## Start

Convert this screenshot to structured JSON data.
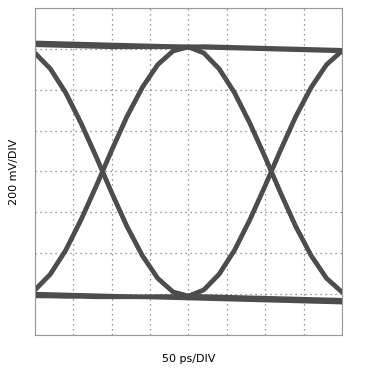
{
  "chart_data": {
    "type": "line",
    "x_label": "50 ps/DIV",
    "y_label": "200 mV/DIV",
    "x": [
      0,
      20,
      40,
      60,
      80,
      100,
      120,
      140,
      160,
      180,
      200,
      220,
      240,
      260,
      280,
      300,
      320,
      340,
      360,
      380,
      400
    ],
    "xlim": [
      0,
      400
    ],
    "ylim": [
      -800,
      800
    ],
    "xticks": [
      0,
      50,
      100,
      150,
      200,
      250,
      300,
      350,
      400
    ],
    "yticks": [
      -800,
      -600,
      -400,
      -200,
      0,
      200,
      400,
      600,
      800
    ],
    "grid": true,
    "tick_labels": false,
    "series": [
      {
        "color": "#4d4d4d",
        "values": [
          630,
          628,
          626,
          624,
          622,
          620,
          618,
          616,
          614,
          612,
          610,
          608,
          606,
          604,
          602,
          600,
          598,
          596,
          594,
          592,
          590
        ]
      },
      {
        "color": "#4d4d4d",
        "values": [
          -600,
          -602,
          -604,
          -606,
          -608,
          -610,
          -612,
          -614,
          -616,
          -618,
          -620,
          -622,
          -624,
          -626,
          -628,
          -630,
          -632,
          -634,
          -636,
          -638,
          -640
        ]
      },
      {
        "color": "#4d4d4d",
        "values": [
          -580,
          -503,
          -386,
          -237,
          -70,
          104,
          270,
          412,
          523,
          590,
          610,
          580,
          503,
          386,
          237,
          70,
          -104,
          -270,
          -412,
          -523,
          -590
        ]
      },
      {
        "color": "#4d4d4d",
        "values": [
          580,
          503,
          386,
          237,
          70,
          -104,
          -270,
          -412,
          -523,
          -590,
          -610,
          -580,
          -503,
          -386,
          -237,
          -70,
          104,
          270,
          412,
          523,
          590
        ]
      },
      {
        "color": "#4d4d4d",
        "values": [
          -580,
          -503,
          -386,
          -237,
          -70,
          104,
          270,
          412,
          523,
          590,
          610,
          612,
          610,
          608,
          606,
          604,
          602,
          600,
          598,
          596,
          594
        ]
      },
      {
        "color": "#4d4d4d",
        "values": [
          580,
          503,
          386,
          237,
          70,
          -104,
          -270,
          -412,
          -523,
          -590,
          -610,
          -612,
          -614,
          -616,
          -618,
          -620,
          -622,
          -624,
          -626,
          -628,
          -630
        ]
      },
      {
        "color": "#4d4d4d",
        "values": [
          620,
          618,
          616,
          614,
          612,
          610,
          610,
          610,
          610,
          610,
          610,
          580,
          503,
          386,
          237,
          70,
          -104,
          -270,
          -412,
          -523,
          -590
        ]
      },
      {
        "color": "#4d4d4d",
        "values": [
          -610,
          -610,
          -612,
          -612,
          -614,
          -614,
          -614,
          -614,
          -612,
          -612,
          -610,
          -580,
          -503,
          -386,
          -237,
          -70,
          104,
          270,
          412,
          523,
          590
        ]
      }
    ]
  }
}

## End

:: What you should do ::
Omit pictures; set down the rest of the material word for word.

:: Written answer ::
Convert this screenshot to structured JSON data.
{
  "chart_data": {
    "type": "line",
    "x_label": "50 ps/DIV",
    "y_label": "200 mV/DIV",
    "x": [
      0,
      20,
      40,
      60,
      80,
      100,
      120,
      140,
      160,
      180,
      200,
      220,
      240,
      260,
      280,
      300,
      320,
      340,
      360,
      380,
      400
    ],
    "xlim": [
      0,
      400
    ],
    "ylim": [
      -800,
      800
    ],
    "xticks": [
      0,
      50,
      100,
      150,
      200,
      250,
      300,
      350,
      400
    ],
    "yticks": [
      -800,
      -600,
      -400,
      -200,
      0,
      200,
      400,
      600,
      800
    ],
    "grid": true,
    "tick_labels": false,
    "series": [
      {
        "color": "#4d4d4d",
        "values": [
          630,
          628,
          626,
          624,
          622,
          620,
          618,
          616,
          614,
          612,
          610,
          608,
          606,
          604,
          602,
          600,
          598,
          596,
          594,
          592,
          590
        ]
      },
      {
        "color": "#4d4d4d",
        "values": [
          -600,
          -602,
          -604,
          -606,
          -608,
          -610,
          -612,
          -614,
          -616,
          -618,
          -620,
          -622,
          -624,
          -626,
          -628,
          -630,
          -632,
          -634,
          -636,
          -638,
          -640
        ]
      },
      {
        "color": "#4d4d4d",
        "values": [
          -580,
          -503,
          -386,
          -237,
          -70,
          104,
          270,
          412,
          523,
          590,
          610,
          580,
          503,
          386,
          237,
          70,
          -104,
          -270,
          -412,
          -523,
          -590
        ]
      },
      {
        "color": "#4d4d4d",
        "values": [
          580,
          503,
          386,
          237,
          70,
          -104,
          -270,
          -412,
          -523,
          -590,
          -610,
          -580,
          -503,
          -386,
          -237,
          -70,
          104,
          270,
          412,
          523,
          590
        ]
      },
      {
        "color": "#4d4d4d",
        "values": [
          -580,
          -503,
          -386,
          -237,
          -70,
          104,
          270,
          412,
          523,
          590,
          610,
          612,
          610,
          608,
          606,
          604,
          602,
          600,
          598,
          596,
          594
        ]
      },
      {
        "color": "#4d4d4d",
        "values": [
          580,
          503,
          386,
          237,
          70,
          -104,
          -270,
          -412,
          -523,
          -590,
          -610,
          -612,
          -614,
          -616,
          -618,
          -620,
          -622,
          -624,
          -626,
          -628,
          -630
        ]
      },
      {
        "color": "#4d4d4d",
        "values": [
          620,
          618,
          616,
          614,
          612,
          610,
          610,
          610,
          610,
          610,
          610,
          580,
          503,
          386,
          237,
          70,
          -104,
          -270,
          -412,
          -523,
          -590
        ]
      },
      {
        "color": "#4d4d4d",
        "values": [
          -610,
          -610,
          -612,
          -612,
          -614,
          -614,
          -614,
          -614,
          -612,
          -612,
          -610,
          -580,
          -503,
          -386,
          -237,
          -70,
          104,
          270,
          412,
          523,
          590
        ]
      }
    ]
  }
}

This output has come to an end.